• Requirements: Copy each line in which the string "Corrente" occurs.

• Extracted entries:
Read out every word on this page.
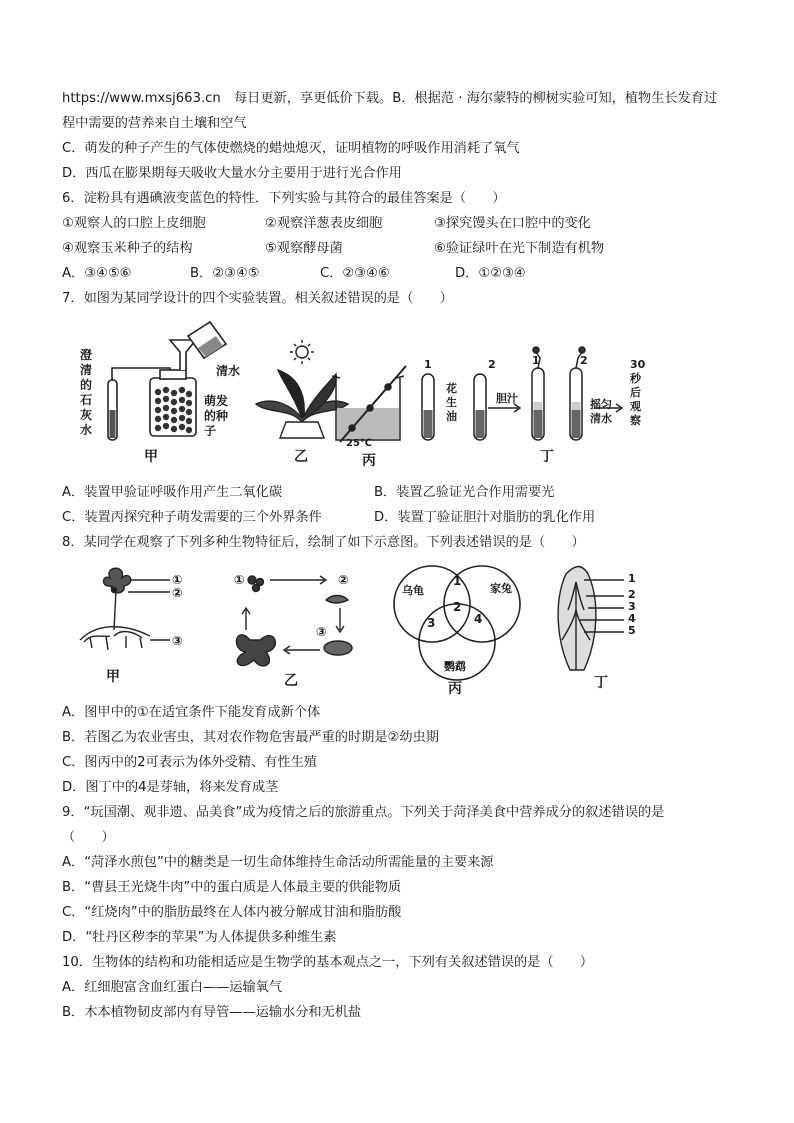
https://www.mxsj663.cn　每日更新，享更低价下载。B．根据范 · 海尔蒙特的柳树实验可知，植物生长发育过
程中需要的营养来自土壤和空气
C．萌发的种子产生的气体使燃烧的蜡烛熄灭，证明植物的呼吸作用消耗了氧气
D．西瓜在膨果期每天吸收大量水分主要用于进行光合作用
6．淀粉具有遇碘液变蓝色的特性．下列实验与其符合的最佳答案是（　　）
①观察人的口腔上皮细胞	②观察洋葱表皮细胞	③探究馒头在口腔中的变化
④观察玉米种子的结构	⑤观察酵母菌	⑥验证绿叶在光下制造有机物
A．③④⑤⑥	B．②③④⑤	C．②③④⑥	D．①②③④
7．如图为某同学设计的四个实验装置。相关叙述错误的是（　　）
澄清的石灰水
清水
萌发的种子
甲	乙
25℃
丙
1	2
花生油
胆汁
1	2
摇匀
清水
30秒后观察
丁
A．装置甲验证呼吸作用产生二氧化碳	B．装置乙验证光合作用需要光
C．装置丙探究种子萌发需要的三个外界条件	D．装置丁验证胆汁对脂肪的乳化作用
8．某同学在观察了下列多种生物特征后，绘制了如下示意图。下列表述错误的是（　　）
①
②
③
甲
①	②
③
乙
乌龟	家兔
鹦鹉
1
2
3	4
丙
1
2
3
4
5
丁
A．图甲中的①在适宜条件下能发育成新个体
B．若图乙为农业害虫，其对农作物危害最严重的时期是②幼虫期
C．图丙中的2可表示为体外受精、有性生殖
D．图丁中的4是芽轴，将来发育成茎
9．“玩国潮、观非遗、品美食”成为疫情之后的旅游重点。下列关于菏泽美食中营养成分的叙述错误的是
（　　）
A．“菏泽水煎包”中的糖类是一切生命体维持生命活动所需能量的主要来源
B．“曹县王光烧牛肉”中的蛋白质是人体最主要的供能物质
C．“红烧肉”中的脂肪最终在人体内被分解成甘油和脂肪酸
D．“牡丹区秽李的苹果”为人体提供多种维生素
10．生物体的结构和功能相适应是生物学的基本观点之一，下列有关叙述错误的是（　　）
A．红细胞富含血红蛋白——运输氧气
B．木本植物韧皮部内有导管——运输水分和无机盐
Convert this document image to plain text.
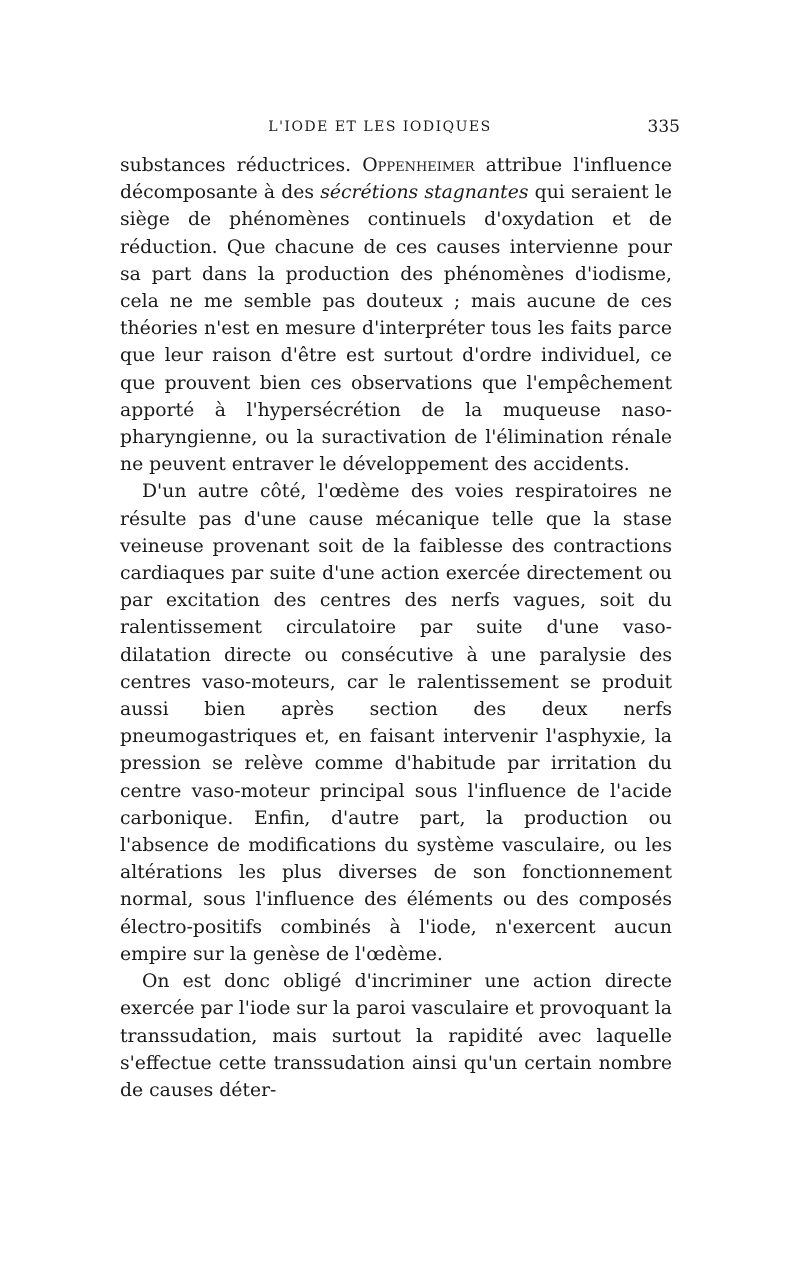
L'IODE ET LES IODIQUES	335

substances réductrices. Oppenheimer attribue l'influence décomposante à des sécrétions stagnantes qui seraient le siège de phénomènes continuels d'oxydation et de réduction. Que chacune de ces causes intervienne pour sa part dans la production des phénomènes d'iodisme, cela ne me semble pas douteux ; mais aucune de ces théories n'est en mesure d'interpréter tous les faits parce que leur raison d'être est surtout d'ordre individuel, ce que prouvent bien ces observations que l'empêchement apporté à l'hypersécrétion de la muqueuse naso-pharyngienne, ou la suractivation de l'élimination rénale ne peuvent entraver le développement des accidents.

D'un autre côté, l'œdème des voies respiratoires ne résulte pas d'une cause mécanique telle que la stase veineuse provenant soit de la faiblesse des contractions cardiaques par suite d'une action exercée directement ou par excitation des centres des nerfs vagues, soit du ralentissement circulatoire par suite d'une vaso-dilatation directe ou consécutive à une paralysie des centres vaso-moteurs, car le ralentissement se produit aussi bien après section des deux nerfs pneumogastriques et, en faisant intervenir l'asphyxie, la pression se relève comme d'habitude par irritation du centre vaso-moteur principal sous l'influence de l'acide carbonique. Enfin, d'autre part, la production ou l'absence de modifications du système vasculaire, ou les altérations les plus diverses de son fonctionnement normal, sous l'influence des éléments ou des composés électro-positifs combinés à l'iode, n'exercent aucun empire sur la genèse de l'œdème.

On est donc obligé d'incriminer une action directe exercée par l'iode sur la paroi vasculaire et provoquant la transsudation, mais surtout la rapidité avec laquelle s'effectue cette transsudation ainsi qu'un certain nombre de causes déter-
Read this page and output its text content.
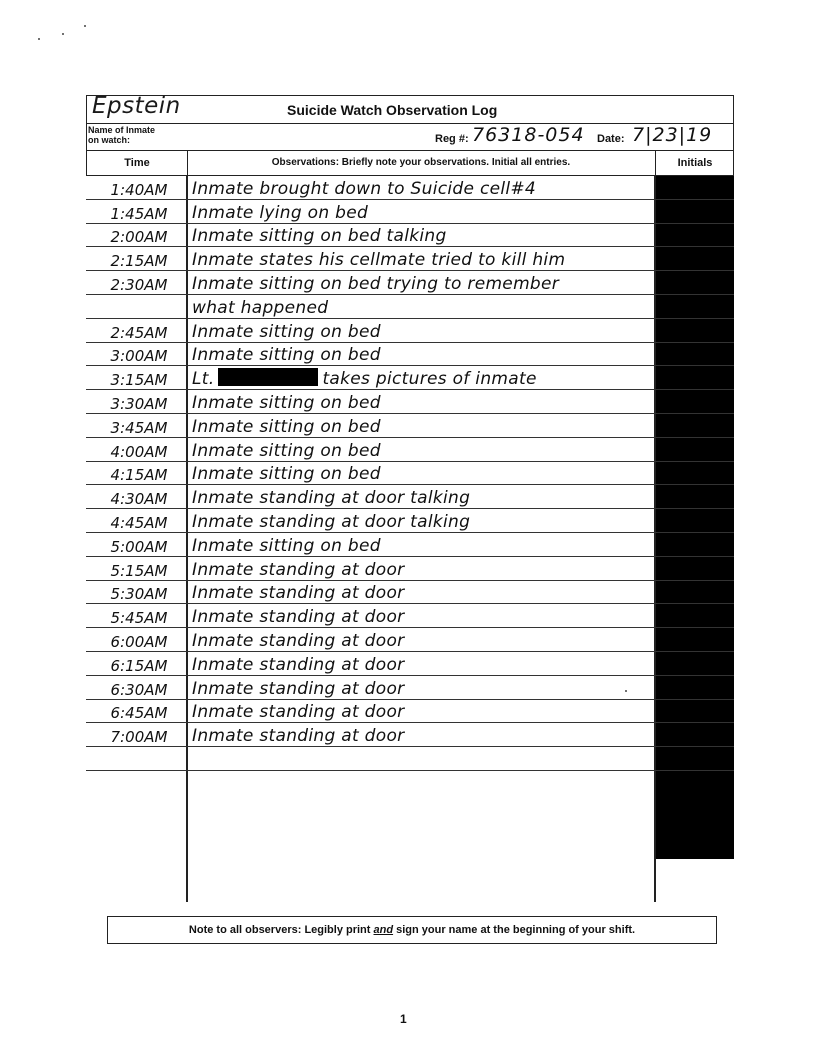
Epstein	Suicide Watch Observation Log
Name of Inmate
on watch:	Reg #: 76318-054 Date: 7|23|19
Time	Observations: Briefly note your observations. Initial all entries.	Initials
1:40AM	Inmate brought down to Suicide cell#4
1:45AM	Inmate lying on bed
2:00AM	Inmate sitting on bed talking
2:15AM	Inmate states his cellmate tried to kill him
2:30AM	Inmate sitting on bed trying to remember
what happened
2:45AM	Inmate sitting on bed
3:00AM	Inmate sitting on bed
3:15AM	Lt.	takes pictures of inmate
3:30AM	Inmate sitting on bed
3:45AM	Inmate sitting on bed
4:00AM	Inmate sitting on bed
4:15AM	Inmate sitting on bed
4:30AM	Inmate standing at door talking
4:45AM	Inmate standing at door talking
5:00AM	Inmate sitting on bed
5:15AM	Inmate standing at door
5:30AM	Inmate standing at door
5:45AM	Inmate standing at door
6:00AM	Inmate standing at door
6:15AM	Inmate standing at door
6:30AM	Inmate standing at door
6:45AM	Inmate standing at door
7:00AM	Inmate standing at door
Note to all observers: Legibly print and sign your name at the beginning of your shift.
1
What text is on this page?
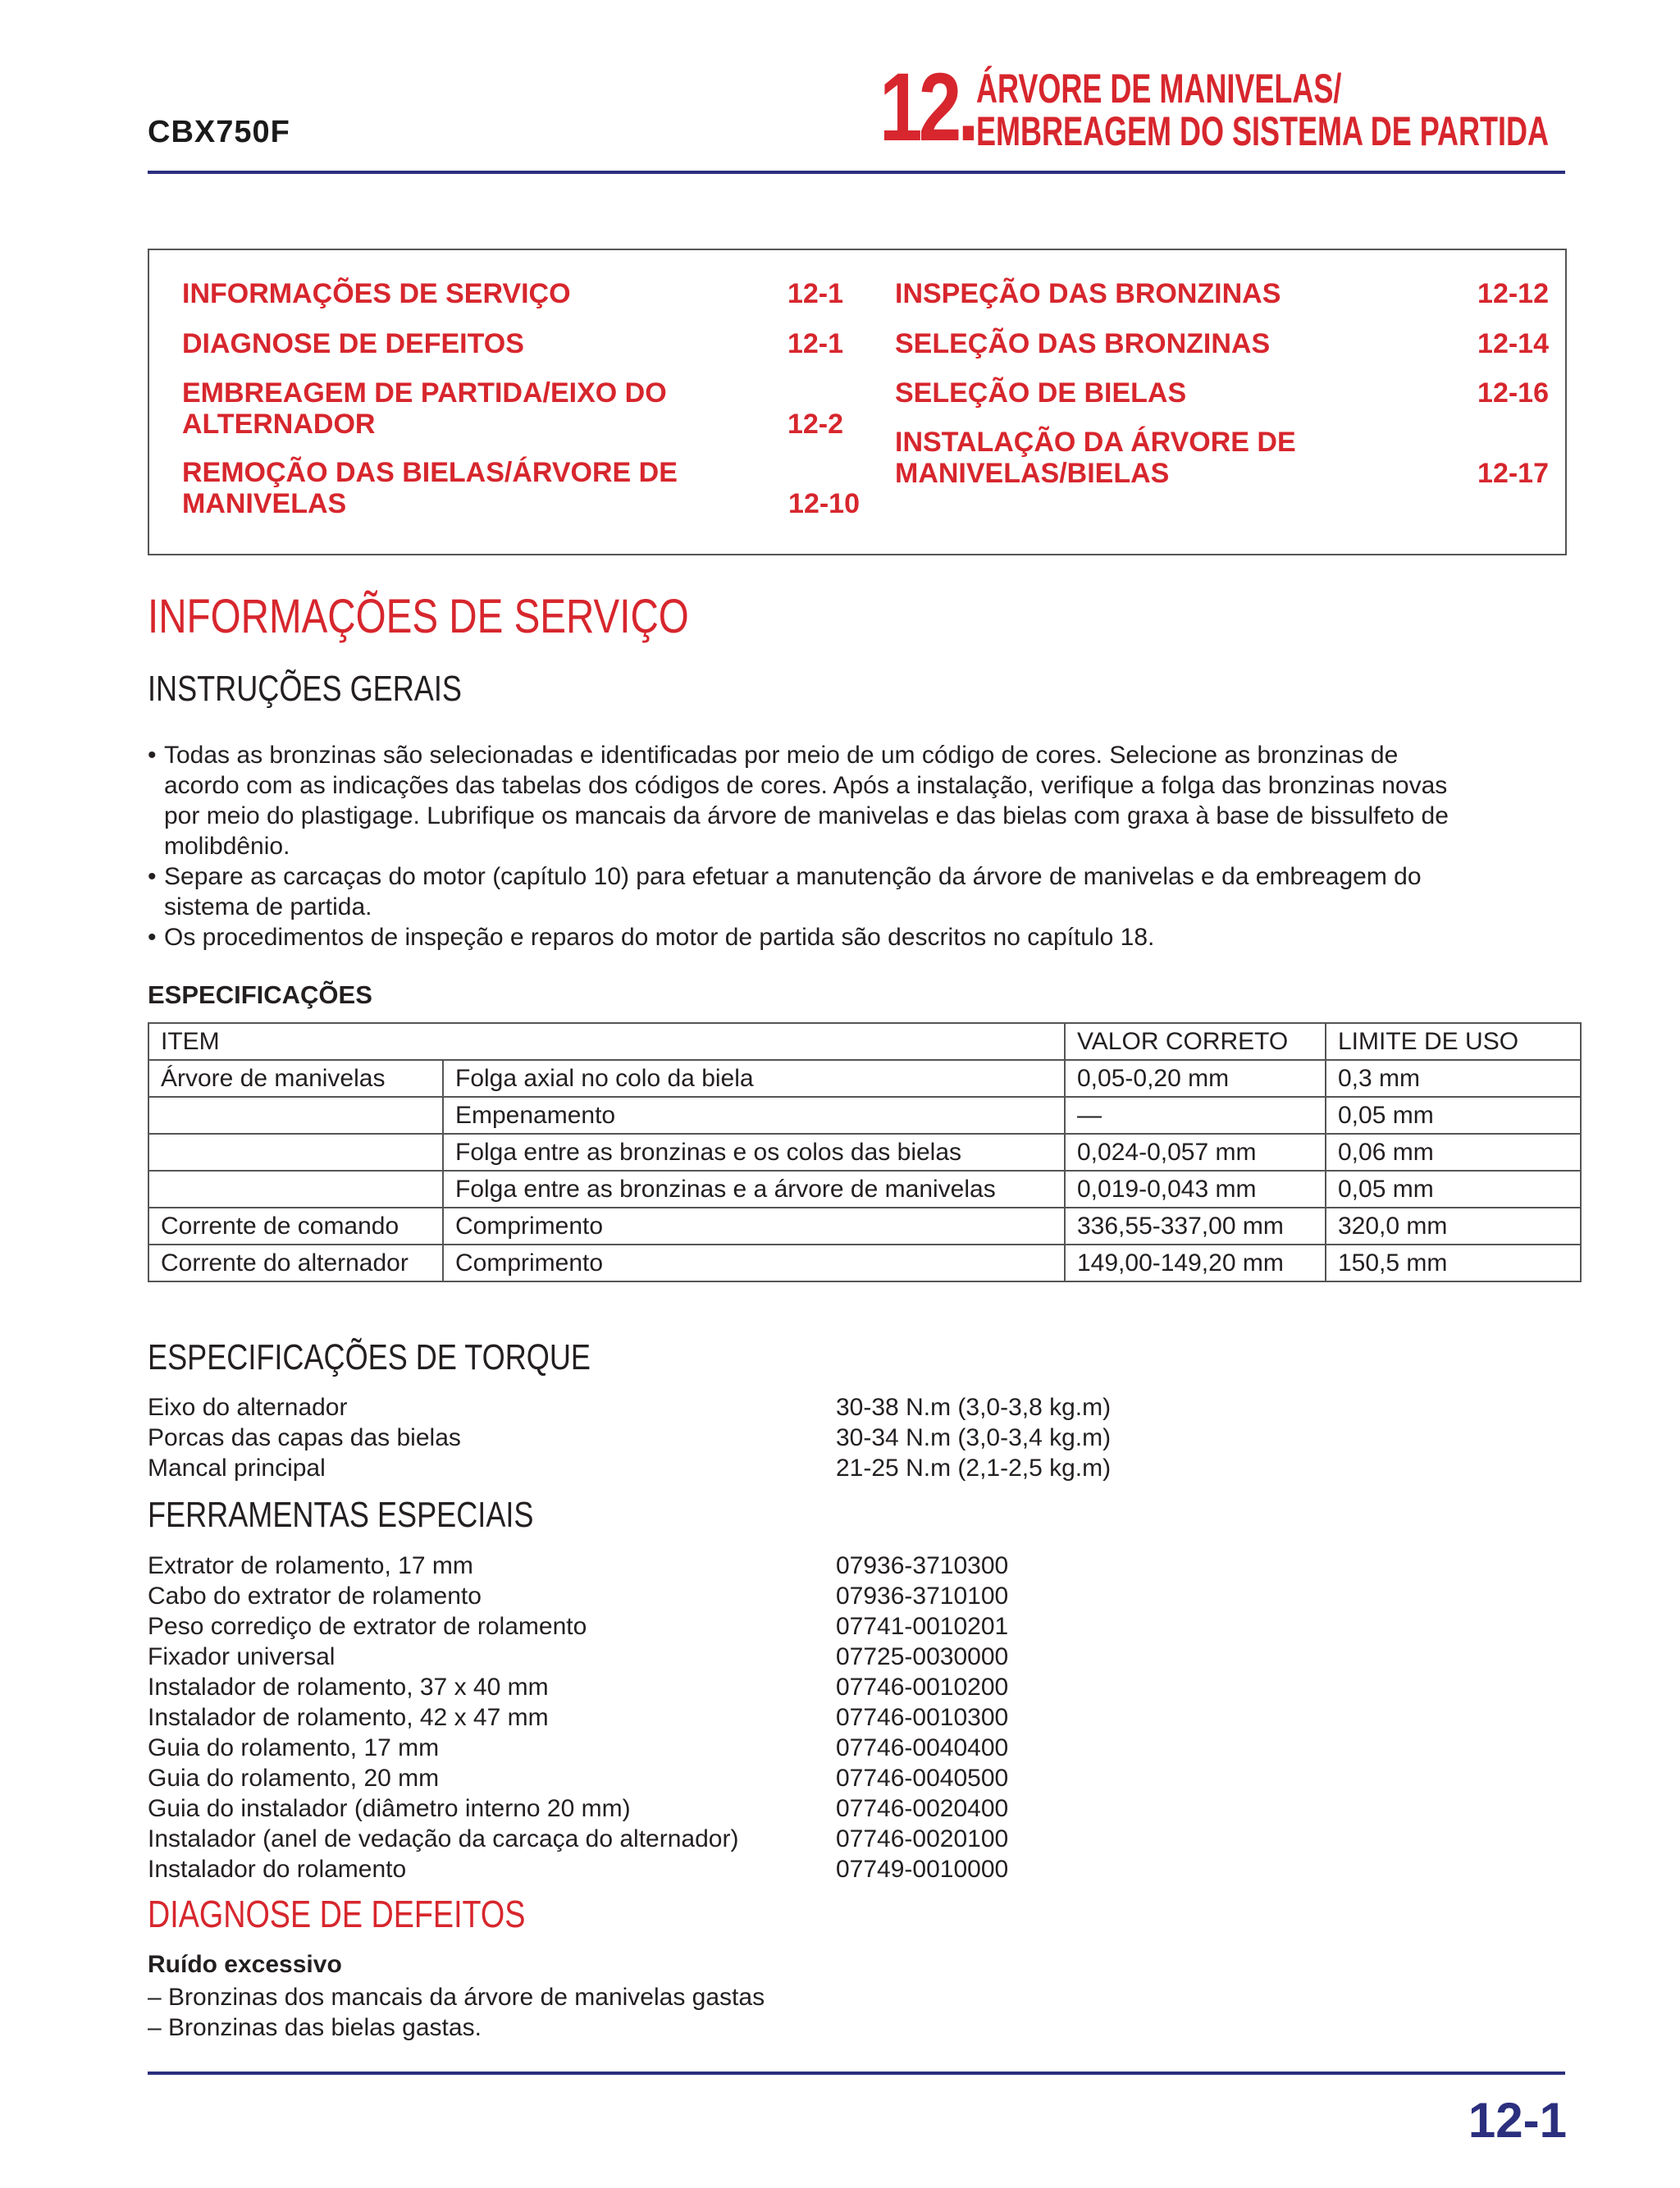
CBX750F	12. ÁRVORE DE MANIVELAS/
EMBREAGEM DO SISTEMA DE PARTIDA
INFORMAÇÕES DE SERVIÇO	12-1
DIAGNOSE DE DEFEITOS	12-1
EMBREAGEM DE PARTIDA/EIXO DO
ALTERNADOR	12-2
REMOÇÃO DAS BIELAS/ÁRVORE DE
MANIVELAS	12-10
INSPEÇÃO DAS BRONZINAS	12-12
SELEÇÃO DAS BRONZINAS	12-14
SELEÇÃO DE BIELAS	12-16
INSTALAÇÃO DA ÁRVORE DE
MANIVELAS/BIELAS	12-17
INFORMAÇÕES DE SERVIÇO
INSTRUÇÕES GERAIS

• Todas as bronzinas são selecionadas e identificadas por meio de um código de cores. Selecione as bronzinas de
acordo com as indicações das tabelas dos códigos de cores. Após a instalação, verifique a folga das bronzinas novas
por meio do plastigage. Lubrifique os mancais da árvore de manivelas e das bielas com graxa à base de bissulfeto de
molibdênio.

• Separe as carcaças do motor (capítulo 10) para efetuar a manutenção da árvore de manivelas e da embreagem do
sistema de partida.

• Os procedimentos de inspeção e reparos do motor de partida são descritos no capítulo 18.

ESPECIFICAÇÕES
ITEM		VALOR CORRETO	LIMITE DE USO
Árvore de manivelas	Folga axial no colo da biela	0,05-0,20 mm	0,3 mm
	Empenamento	—	0,05 mm
	Folga entre as bronzinas e os colos das bielas	0,024-0,057 mm	0,06 mm
	Folga entre as bronzinas e a árvore de manivelas	0,019-0,043 mm	0,05 mm
Corrente de comando	Comprimento	336,55-337,00 mm	320,0 mm
Corrente do alternador	Comprimento	149,00-149,20 mm	150,5 mm
ESPECIFICAÇÕES DE TORQUE
Eixo do alternador	30-38 N.m (3,0-3,8 kg.m)
Porcas das capas das bielas	30-34 N.m (3,0-3,4 kg.m)
Mancal principal	21-25 N.m (2,1-2,5 kg.m)
FERRAMENTAS ESPECIAIS
Extrator de rolamento, 17 mm	07936-3710300
Cabo do extrator de rolamento	07936-3710100
Peso corrediço de extrator de rolamento	07741-0010201
Fixador universal	07725-0030000
Instalador de rolamento, 37 x 40 mm	07746-0010200
Instalador de rolamento, 42 x 47 mm	07746-0010300
Guia do rolamento, 17 mm	07746-0040400
Guia do rolamento, 20 mm	07746-0040500
Guia do instalador (diâmetro interno 20 mm)	07746-0020400
Instalador (anel de vedação da carcaça do alternador)	07746-0020100
Instalador do rolamento	07749-0010000
DIAGNOSE DE DEFEITOS
Ruído excessivo
– Bronzinas dos mancais da árvore de manivelas gastas
– Bronzinas das bielas gastas.
12-1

• Correct answer:
Corrente de comando	Comprimento	336,55-337,00 mm	320,0 mm
Corrente do alternador	Comprimento	149,00-149,20 mm	150,5 mm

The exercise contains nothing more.